Which lines in the items below contain the string "login", with case counting? Copy each of those lines in full.

» **Dataset**:
((
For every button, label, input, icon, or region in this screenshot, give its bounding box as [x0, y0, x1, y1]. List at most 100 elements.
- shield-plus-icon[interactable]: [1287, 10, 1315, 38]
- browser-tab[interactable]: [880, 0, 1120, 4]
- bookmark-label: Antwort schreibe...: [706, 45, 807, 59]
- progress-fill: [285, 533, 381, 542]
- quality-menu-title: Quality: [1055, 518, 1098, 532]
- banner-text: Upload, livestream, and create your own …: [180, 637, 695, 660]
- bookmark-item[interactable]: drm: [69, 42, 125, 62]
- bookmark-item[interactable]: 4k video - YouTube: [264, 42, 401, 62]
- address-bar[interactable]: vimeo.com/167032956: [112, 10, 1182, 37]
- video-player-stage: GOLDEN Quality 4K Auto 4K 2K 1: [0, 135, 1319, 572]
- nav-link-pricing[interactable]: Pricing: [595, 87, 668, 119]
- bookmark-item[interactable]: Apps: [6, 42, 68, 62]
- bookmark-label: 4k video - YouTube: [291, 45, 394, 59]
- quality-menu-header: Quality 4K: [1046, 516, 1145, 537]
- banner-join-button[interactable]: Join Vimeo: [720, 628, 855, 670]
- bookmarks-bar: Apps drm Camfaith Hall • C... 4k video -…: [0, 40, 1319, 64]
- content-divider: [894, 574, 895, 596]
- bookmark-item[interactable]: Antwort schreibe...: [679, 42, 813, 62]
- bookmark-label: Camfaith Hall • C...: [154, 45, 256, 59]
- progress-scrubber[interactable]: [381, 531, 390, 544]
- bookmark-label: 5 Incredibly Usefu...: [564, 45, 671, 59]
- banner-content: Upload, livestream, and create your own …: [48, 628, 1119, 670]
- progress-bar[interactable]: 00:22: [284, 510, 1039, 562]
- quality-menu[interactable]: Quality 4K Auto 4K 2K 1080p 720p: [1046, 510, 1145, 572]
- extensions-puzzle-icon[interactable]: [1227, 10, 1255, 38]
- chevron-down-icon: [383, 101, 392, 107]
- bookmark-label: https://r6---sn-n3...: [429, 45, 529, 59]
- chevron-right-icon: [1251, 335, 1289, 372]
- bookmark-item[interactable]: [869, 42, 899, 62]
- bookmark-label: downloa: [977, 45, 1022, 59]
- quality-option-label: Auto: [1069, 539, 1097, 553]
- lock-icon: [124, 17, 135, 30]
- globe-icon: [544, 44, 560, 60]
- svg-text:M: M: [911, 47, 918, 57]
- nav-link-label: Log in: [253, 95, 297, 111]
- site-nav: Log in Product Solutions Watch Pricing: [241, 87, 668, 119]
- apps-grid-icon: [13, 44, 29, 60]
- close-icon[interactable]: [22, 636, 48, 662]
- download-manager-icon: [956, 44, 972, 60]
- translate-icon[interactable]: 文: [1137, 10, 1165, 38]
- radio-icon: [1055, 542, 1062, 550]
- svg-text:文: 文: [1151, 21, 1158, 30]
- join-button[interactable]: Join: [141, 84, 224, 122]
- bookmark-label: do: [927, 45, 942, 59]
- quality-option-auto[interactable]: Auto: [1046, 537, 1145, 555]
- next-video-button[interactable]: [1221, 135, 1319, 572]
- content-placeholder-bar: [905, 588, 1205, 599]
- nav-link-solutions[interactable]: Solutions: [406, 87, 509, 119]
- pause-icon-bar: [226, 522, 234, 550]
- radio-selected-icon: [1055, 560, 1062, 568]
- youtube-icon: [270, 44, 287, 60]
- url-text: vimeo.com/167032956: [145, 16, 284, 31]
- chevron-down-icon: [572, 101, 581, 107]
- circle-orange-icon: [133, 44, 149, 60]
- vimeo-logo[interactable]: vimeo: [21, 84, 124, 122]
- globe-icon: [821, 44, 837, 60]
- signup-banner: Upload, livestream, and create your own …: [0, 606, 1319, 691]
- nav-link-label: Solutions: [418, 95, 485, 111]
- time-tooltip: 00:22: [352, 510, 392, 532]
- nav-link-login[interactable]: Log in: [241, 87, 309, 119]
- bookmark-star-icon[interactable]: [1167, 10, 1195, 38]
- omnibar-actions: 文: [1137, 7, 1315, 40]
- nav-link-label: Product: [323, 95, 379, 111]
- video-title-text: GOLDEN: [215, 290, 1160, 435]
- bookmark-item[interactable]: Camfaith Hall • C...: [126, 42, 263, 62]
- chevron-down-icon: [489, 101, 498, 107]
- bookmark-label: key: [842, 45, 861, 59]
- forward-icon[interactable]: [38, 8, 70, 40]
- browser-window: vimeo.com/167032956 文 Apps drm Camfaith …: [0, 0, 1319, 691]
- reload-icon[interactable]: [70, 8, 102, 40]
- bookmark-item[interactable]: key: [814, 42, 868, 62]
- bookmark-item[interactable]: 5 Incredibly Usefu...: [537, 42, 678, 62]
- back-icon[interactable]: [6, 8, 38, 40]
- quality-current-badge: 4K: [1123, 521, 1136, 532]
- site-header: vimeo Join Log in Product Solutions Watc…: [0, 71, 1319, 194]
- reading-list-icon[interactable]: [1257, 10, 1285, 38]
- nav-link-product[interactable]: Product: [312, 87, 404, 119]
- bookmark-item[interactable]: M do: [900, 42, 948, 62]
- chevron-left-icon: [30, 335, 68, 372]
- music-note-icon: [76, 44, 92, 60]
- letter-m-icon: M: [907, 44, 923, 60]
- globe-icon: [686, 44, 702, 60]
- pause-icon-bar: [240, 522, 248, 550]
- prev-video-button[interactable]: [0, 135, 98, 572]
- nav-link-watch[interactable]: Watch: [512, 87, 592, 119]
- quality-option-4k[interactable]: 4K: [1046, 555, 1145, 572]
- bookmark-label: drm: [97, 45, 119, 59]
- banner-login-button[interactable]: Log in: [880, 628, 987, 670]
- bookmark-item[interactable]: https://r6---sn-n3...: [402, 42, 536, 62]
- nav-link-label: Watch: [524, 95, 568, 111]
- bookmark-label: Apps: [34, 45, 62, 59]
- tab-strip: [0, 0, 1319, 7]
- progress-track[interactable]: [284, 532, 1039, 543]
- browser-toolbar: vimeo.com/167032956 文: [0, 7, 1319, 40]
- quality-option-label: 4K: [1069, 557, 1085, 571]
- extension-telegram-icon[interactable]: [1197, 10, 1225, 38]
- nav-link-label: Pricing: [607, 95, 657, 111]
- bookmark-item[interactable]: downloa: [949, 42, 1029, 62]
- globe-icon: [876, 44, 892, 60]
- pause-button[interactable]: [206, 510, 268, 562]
))
» **Exercise response**:
- nav-link-login[interactable]: Log in: [241, 87, 309, 119]
- banner-login-button[interactable]: Log in: [880, 628, 987, 670]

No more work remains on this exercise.